■ 取り組む内容:
1. 上宮地稲荷神社についての抜粋によると、この神社の鎮座地が「デンデイパ」と呼ばれるのはなぜですか。一～三文で説明してください。
2. 上宮地稲荷神社についての抜粋で、境内社として挙げられているのは何ですか。
3. 上宮地稲荷神社についての抜粋の最後の文のあとから、続きを書き継いでください。

上宮地稲荷神社は、秩父市上宮地町にある神社です。上宮地稲荷神社は、天正18年(1590)の鉢形落城に際して落ちのびた関根某が当地に土着、同家の守護神稲荷大明神を祀ったといいます。明治40年秩父神社に合祀されたものの、昭和21年復祀、昭和32年社殿を再興したといいます。

上宮地稲荷神社
上宮地稲荷神社の概要
社号 稲荷神社
祭神 稲荷大明神
相殿 -
境内社 若宮八幡
祭日 -
住所 秩父市上宮地町25-20
備考 -



上宮地稲荷神社の由緒

上宮地稲荷神社は、天正18年(1590)の鉢形落城に際して落ちのびた関根某が当地に土着、同家の守護神稲荷大明神を祀ったといいます。明治40年秩父神社に合祀されたものの、昭和21年復祀、昭和32年社殿を再興したといいます。

新編武蔵風土記稿による上宮地稲荷神社の由緒

(大宮郷)
稲荷社の記載が多く特定できず(新編武蔵風土記稿より)

「埼玉の神社」による上宮地稲荷神社の由緒

稲荷神社<秩父市上宮地町二五-二〇(大宮字上宮地)>
上宮地の名は秩父神社の旧社地であった所から付けられたものという。当社の鎮座地をデンデイパというが、これは口碑に「秩父神社が妙見社と称して北斗七星を祀っていた時期に、その信仰から当地区内に七カ所の井戸を選び、妙見の七ツ井戸として祀った。当地の井戸は主星北辰(北極星)に当たっており、北辰は天帝であることから、この地を天帝を祀る場-デンデイパ-という」とある。

■ 記録一覧:
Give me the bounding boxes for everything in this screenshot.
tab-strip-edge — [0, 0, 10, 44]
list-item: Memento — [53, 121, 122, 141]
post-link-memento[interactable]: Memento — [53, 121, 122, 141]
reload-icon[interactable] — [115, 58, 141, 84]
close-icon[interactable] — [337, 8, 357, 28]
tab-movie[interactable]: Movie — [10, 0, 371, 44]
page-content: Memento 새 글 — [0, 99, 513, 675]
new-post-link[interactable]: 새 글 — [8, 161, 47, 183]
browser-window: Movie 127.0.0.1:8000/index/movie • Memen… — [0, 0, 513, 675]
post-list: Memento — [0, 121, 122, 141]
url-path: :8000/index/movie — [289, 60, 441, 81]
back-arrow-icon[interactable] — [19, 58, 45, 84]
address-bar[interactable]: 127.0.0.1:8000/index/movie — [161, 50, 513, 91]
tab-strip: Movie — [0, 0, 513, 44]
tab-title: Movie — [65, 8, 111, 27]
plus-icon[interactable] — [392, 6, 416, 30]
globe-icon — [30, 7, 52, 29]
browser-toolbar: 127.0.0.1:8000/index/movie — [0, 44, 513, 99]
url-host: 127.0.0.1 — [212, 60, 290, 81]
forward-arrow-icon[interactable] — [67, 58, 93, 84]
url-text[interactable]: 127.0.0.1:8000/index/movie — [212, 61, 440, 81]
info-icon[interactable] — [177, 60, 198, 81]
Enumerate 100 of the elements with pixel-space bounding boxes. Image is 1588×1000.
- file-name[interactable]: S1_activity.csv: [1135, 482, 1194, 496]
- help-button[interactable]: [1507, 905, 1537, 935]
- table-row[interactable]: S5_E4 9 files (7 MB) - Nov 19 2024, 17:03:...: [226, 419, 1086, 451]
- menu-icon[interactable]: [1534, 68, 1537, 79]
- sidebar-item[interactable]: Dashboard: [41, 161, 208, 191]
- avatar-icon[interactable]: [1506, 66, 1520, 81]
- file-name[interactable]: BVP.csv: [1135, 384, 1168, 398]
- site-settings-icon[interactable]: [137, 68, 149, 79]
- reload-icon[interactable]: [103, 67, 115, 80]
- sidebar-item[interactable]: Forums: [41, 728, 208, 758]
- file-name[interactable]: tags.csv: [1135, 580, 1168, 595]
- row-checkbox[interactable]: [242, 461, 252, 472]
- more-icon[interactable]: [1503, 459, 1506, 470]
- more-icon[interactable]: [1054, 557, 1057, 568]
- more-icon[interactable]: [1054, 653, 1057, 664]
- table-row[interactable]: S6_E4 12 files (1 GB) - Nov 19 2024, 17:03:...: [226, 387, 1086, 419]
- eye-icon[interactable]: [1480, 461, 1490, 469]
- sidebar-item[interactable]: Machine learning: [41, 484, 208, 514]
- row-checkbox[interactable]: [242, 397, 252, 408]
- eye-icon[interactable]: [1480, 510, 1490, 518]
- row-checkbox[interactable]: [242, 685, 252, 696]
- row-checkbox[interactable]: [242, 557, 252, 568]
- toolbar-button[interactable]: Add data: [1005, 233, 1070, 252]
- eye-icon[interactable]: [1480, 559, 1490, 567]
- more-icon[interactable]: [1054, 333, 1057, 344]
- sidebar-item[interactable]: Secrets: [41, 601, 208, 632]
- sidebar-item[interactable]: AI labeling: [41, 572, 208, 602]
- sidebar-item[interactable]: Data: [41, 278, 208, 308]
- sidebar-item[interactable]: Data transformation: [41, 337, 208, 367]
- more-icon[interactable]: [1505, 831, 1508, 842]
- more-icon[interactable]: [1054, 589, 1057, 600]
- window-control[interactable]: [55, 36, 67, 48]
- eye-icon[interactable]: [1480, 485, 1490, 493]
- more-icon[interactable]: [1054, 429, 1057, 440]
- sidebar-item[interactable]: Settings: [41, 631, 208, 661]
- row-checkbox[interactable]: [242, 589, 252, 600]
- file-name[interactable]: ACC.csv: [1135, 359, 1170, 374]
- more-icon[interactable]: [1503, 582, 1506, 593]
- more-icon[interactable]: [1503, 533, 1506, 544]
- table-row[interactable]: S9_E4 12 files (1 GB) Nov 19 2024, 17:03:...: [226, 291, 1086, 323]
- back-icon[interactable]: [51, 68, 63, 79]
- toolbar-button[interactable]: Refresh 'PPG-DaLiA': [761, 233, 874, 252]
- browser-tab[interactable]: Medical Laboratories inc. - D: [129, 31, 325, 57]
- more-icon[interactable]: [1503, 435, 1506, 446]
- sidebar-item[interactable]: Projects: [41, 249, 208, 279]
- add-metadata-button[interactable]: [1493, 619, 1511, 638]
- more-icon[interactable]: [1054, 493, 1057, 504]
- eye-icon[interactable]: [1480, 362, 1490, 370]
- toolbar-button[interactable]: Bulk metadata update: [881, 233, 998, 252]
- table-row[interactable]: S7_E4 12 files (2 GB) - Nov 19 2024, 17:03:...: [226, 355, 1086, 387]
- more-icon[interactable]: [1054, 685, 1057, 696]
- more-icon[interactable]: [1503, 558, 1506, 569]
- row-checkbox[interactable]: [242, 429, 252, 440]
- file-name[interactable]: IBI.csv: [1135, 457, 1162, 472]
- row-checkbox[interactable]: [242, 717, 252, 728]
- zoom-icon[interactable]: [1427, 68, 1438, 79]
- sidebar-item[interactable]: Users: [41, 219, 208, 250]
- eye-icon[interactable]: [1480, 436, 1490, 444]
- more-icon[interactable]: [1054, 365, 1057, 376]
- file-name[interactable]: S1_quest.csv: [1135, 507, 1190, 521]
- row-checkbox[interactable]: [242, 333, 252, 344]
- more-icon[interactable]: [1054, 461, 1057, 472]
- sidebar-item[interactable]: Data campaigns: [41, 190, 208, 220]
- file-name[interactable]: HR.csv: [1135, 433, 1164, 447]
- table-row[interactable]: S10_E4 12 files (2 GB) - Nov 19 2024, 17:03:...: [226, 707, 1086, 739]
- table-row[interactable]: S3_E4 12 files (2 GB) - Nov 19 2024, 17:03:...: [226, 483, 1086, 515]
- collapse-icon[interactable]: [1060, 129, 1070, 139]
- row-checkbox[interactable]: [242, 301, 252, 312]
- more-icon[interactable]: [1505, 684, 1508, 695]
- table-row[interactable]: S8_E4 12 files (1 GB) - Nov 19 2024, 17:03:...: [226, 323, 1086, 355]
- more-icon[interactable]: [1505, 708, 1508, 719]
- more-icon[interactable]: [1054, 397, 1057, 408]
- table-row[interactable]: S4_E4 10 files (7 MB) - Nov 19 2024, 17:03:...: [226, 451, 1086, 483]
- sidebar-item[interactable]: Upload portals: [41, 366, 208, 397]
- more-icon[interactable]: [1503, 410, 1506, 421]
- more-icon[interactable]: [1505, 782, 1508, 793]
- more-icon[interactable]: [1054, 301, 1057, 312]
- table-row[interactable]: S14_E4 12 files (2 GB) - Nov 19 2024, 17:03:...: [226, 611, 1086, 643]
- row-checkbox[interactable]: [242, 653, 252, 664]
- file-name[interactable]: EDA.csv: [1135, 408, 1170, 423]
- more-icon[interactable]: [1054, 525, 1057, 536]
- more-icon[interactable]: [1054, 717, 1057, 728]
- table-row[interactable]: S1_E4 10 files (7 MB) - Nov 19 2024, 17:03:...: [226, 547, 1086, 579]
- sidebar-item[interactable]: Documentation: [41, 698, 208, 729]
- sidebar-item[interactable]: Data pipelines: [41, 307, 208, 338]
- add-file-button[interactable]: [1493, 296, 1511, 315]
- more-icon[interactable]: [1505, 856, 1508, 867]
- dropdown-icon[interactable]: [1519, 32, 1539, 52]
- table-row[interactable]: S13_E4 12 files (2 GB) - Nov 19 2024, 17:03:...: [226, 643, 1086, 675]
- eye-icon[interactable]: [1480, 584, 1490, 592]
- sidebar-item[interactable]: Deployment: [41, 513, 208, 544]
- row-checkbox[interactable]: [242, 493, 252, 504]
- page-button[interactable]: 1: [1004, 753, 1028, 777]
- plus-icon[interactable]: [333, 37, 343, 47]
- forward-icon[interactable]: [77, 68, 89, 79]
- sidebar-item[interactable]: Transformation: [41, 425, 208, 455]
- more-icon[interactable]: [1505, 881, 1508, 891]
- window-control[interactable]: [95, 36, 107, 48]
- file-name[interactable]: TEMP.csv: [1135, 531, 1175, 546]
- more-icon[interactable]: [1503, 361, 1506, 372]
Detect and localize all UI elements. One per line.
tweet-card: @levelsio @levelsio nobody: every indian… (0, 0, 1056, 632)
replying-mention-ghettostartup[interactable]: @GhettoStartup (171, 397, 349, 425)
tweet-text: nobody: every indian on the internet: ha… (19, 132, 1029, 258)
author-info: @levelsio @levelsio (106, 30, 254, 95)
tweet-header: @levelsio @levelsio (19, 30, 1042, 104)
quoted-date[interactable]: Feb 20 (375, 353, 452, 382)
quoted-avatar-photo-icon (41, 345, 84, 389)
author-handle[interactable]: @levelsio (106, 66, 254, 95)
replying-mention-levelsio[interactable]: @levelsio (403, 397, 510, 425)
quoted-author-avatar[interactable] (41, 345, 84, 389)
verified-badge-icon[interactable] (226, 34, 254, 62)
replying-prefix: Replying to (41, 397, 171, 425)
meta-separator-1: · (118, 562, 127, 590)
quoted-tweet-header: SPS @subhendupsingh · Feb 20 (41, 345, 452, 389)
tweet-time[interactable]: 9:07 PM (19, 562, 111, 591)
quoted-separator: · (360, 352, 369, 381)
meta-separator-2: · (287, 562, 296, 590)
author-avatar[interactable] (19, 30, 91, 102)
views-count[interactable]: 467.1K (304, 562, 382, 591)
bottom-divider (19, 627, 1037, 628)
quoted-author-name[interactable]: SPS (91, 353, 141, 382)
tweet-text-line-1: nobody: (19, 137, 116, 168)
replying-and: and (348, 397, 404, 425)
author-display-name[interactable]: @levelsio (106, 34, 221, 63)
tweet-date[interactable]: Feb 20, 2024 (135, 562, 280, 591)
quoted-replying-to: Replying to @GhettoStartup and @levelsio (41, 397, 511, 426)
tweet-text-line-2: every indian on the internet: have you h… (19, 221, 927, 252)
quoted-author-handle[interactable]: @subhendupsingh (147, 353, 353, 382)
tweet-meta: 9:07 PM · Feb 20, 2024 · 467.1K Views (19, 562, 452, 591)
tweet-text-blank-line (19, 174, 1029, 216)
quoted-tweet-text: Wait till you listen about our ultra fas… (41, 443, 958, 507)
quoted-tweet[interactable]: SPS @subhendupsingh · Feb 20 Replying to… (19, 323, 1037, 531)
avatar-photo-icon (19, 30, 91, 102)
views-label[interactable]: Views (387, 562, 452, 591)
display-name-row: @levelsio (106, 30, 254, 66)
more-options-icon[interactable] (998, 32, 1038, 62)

■ 各問の答え:
1. 口碑によれば、秩父神社が妙見社として北斗七星を祀っていたころ、その信仰から地区内の七か所の井戸が「妙見の七ツ井戸」として祀られました。当地の井戸は主星の北辰（北極星）に当たり、北辰は天帝であることから、この地は天帝を祀る場としてデンデイパと呼ばれるとされています。

2. 若宮八幡です。

3.
当社の創建は口碑に「天正一八年の鉢形落城の折、関根某逃れてこの地に土着し、同家の守護神稲荷大明神を祀って宮守となる」とある。この関根家の文書には「妙見宮御伏之塚に鎮座之口口五十三年余此時天池は神前淵之池也天池之起は大干魅の時雨乞の為也通化明神とあり此稲荷大明神也」と記され、また、社蔵の天保一五年の『稲荷宮御宮再建寄附帳』には「当郷字上宮地に往古より稲荷大明神御鎮座有之候所幾星霜を経て御宮零落におよび云々」と記されており、これらのことから、その創建の古さをうかがい知ることができる。
明治四〇年に当社は秩父神社に合祀された。ところが、その後地内に奇病が流行する事が度々あり、これは地元の稲荷を祀らぬ崇りであると悩んだが思うにまかせず終戦を迎え、昭和二一年有志が秩父神社に交渉して旧社地に神霊の返還をうけ、同三二年に社殿を再興した。(「埼玉の神社」より)


上宮地稲荷神社所蔵の文化財

  • 関根家文書(秩父市指定有形文化財)

関根家文書

関根家は、天正十八年(一五九〇)六月、鉢形城落城の際、関根孫左衛門がこの地に逃れて土着して以来、現当主まで十三代続いている旧家です。又、屋号を「いしや」といい、祖先に医者をしていた人がいたことに由来します。
当家には、最も古い寛文五年(一六六五)の古文書をはじめとし、江戸時代中期を中心とした四十七点の古文書が保存されています。
秩父祭屋台の始まりを記した文書、行政に関する文書等、江戸時代の秩父地方の歴史を知る上で貴重な資料です。(秩父市教育委員会掲示より)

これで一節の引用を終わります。